[Begin Data]

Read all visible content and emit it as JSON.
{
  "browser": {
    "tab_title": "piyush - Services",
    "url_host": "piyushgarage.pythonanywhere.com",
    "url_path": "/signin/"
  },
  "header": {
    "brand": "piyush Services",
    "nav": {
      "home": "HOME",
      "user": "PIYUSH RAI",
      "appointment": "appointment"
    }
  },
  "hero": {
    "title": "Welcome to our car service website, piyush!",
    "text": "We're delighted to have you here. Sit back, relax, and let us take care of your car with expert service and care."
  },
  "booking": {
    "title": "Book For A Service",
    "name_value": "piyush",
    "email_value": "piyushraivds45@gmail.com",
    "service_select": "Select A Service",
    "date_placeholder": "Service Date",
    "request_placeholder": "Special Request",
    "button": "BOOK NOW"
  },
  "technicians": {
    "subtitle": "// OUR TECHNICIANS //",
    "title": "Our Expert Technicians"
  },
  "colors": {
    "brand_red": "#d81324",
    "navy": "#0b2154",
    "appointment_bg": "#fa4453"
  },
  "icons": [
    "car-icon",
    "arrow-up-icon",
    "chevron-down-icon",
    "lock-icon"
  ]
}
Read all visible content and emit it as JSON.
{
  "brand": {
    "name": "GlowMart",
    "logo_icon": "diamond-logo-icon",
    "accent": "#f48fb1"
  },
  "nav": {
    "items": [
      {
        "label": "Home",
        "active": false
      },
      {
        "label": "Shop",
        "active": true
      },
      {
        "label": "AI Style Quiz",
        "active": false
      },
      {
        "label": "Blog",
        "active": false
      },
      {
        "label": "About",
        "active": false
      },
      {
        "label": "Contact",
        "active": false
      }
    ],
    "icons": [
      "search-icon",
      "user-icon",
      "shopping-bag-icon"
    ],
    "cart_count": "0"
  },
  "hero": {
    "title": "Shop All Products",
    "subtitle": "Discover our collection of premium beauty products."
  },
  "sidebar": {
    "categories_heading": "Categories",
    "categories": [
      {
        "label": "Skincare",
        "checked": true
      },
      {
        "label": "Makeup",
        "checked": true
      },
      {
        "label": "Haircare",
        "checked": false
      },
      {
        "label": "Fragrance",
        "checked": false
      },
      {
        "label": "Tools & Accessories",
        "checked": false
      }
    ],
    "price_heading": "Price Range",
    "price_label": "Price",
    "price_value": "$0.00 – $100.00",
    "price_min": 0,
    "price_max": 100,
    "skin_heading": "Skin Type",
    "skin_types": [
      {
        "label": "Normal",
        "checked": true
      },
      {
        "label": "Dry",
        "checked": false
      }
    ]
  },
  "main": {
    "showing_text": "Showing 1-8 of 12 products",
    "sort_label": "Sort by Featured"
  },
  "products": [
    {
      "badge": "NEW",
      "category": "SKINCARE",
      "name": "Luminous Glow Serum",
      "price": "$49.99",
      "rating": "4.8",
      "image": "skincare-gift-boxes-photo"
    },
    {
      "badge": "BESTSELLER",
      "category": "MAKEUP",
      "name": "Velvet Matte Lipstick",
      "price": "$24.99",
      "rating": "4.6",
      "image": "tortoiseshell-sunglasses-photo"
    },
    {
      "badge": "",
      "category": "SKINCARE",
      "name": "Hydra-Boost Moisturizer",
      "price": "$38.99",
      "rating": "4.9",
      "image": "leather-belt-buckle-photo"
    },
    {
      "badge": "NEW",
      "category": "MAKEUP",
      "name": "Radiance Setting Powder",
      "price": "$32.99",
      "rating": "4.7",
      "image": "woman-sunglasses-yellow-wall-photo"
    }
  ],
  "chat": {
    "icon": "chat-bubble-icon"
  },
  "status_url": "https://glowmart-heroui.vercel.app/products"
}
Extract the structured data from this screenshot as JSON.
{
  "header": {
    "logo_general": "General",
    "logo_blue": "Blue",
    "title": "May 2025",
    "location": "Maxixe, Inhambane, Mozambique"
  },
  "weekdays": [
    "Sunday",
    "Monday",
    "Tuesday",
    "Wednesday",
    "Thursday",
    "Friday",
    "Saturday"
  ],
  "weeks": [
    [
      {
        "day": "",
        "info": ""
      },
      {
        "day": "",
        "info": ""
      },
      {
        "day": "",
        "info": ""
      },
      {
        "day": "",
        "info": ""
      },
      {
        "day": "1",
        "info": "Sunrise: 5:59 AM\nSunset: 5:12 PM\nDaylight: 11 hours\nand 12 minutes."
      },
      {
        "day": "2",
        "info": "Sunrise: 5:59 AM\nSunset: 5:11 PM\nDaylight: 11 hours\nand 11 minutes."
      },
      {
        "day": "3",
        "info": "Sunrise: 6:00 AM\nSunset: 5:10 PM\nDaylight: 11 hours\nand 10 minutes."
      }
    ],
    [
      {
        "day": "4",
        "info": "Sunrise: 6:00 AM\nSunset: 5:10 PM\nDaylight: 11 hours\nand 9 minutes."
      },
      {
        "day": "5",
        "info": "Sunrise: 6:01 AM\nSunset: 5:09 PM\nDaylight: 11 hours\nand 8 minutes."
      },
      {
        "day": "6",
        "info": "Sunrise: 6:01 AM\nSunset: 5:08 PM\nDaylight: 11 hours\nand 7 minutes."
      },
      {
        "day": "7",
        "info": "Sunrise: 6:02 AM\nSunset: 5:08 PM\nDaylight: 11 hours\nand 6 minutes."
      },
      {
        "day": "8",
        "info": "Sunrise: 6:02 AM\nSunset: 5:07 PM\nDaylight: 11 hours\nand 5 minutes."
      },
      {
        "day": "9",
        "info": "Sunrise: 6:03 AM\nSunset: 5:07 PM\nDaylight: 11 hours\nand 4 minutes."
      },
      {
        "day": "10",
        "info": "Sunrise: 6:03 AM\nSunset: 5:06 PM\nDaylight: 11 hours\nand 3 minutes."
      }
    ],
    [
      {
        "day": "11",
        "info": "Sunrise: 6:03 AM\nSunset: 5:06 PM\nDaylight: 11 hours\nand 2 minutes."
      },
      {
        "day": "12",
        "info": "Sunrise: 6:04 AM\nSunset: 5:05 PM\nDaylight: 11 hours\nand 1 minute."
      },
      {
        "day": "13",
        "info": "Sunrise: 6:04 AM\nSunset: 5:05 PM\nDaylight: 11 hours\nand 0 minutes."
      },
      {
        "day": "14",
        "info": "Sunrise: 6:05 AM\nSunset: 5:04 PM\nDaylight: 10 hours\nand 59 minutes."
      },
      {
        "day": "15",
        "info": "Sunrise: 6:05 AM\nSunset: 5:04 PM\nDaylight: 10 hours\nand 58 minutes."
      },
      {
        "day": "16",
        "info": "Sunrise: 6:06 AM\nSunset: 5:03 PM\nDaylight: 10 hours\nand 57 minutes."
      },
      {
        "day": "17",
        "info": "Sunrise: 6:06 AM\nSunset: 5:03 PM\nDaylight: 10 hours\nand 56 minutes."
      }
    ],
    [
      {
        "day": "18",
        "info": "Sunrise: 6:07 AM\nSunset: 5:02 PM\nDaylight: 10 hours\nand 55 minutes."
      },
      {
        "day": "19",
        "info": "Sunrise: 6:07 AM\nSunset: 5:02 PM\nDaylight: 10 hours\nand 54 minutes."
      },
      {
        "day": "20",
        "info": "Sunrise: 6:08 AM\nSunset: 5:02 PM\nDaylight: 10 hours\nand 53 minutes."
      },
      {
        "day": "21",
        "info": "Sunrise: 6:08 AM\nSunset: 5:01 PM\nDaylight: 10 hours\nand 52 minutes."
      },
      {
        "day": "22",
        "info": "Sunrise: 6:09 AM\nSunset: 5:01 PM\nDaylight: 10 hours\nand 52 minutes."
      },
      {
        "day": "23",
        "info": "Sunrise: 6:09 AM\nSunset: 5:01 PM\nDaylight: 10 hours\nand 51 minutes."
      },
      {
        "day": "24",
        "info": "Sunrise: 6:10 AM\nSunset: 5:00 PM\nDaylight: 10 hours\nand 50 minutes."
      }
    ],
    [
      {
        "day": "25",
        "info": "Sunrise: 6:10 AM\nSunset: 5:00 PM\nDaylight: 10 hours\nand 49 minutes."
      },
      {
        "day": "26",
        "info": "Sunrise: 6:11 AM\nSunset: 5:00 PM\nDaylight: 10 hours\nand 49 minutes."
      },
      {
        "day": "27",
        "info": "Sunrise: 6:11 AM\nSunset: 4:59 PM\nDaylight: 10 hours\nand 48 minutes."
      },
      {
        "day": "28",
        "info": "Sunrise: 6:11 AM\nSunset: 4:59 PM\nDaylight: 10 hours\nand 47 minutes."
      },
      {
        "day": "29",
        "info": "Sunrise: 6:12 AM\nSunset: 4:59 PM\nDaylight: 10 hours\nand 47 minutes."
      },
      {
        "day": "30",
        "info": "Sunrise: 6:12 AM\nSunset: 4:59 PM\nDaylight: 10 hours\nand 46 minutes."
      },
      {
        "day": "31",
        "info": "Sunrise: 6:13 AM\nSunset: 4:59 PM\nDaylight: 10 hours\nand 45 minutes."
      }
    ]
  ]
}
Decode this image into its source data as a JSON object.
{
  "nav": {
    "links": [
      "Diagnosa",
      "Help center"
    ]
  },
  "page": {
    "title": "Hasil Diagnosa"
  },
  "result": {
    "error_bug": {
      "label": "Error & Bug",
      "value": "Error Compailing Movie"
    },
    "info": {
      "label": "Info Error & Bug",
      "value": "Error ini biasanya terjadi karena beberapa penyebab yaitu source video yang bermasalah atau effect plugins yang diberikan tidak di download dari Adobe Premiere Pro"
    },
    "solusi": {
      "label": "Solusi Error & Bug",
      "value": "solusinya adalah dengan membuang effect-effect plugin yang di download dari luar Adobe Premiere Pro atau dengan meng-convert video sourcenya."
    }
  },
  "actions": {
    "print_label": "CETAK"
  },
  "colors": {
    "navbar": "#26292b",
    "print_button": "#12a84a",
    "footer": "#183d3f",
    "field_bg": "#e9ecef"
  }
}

[End Data]

Search the preceding listing for "JSON" and extract every line where it is found.

● In response:
Read all visible content and emit it as JSON.
Read all visible content and emit it as JSON.
Extract the structured data from this screenshot as JSON.
Decode this image into its source data as a JSON object.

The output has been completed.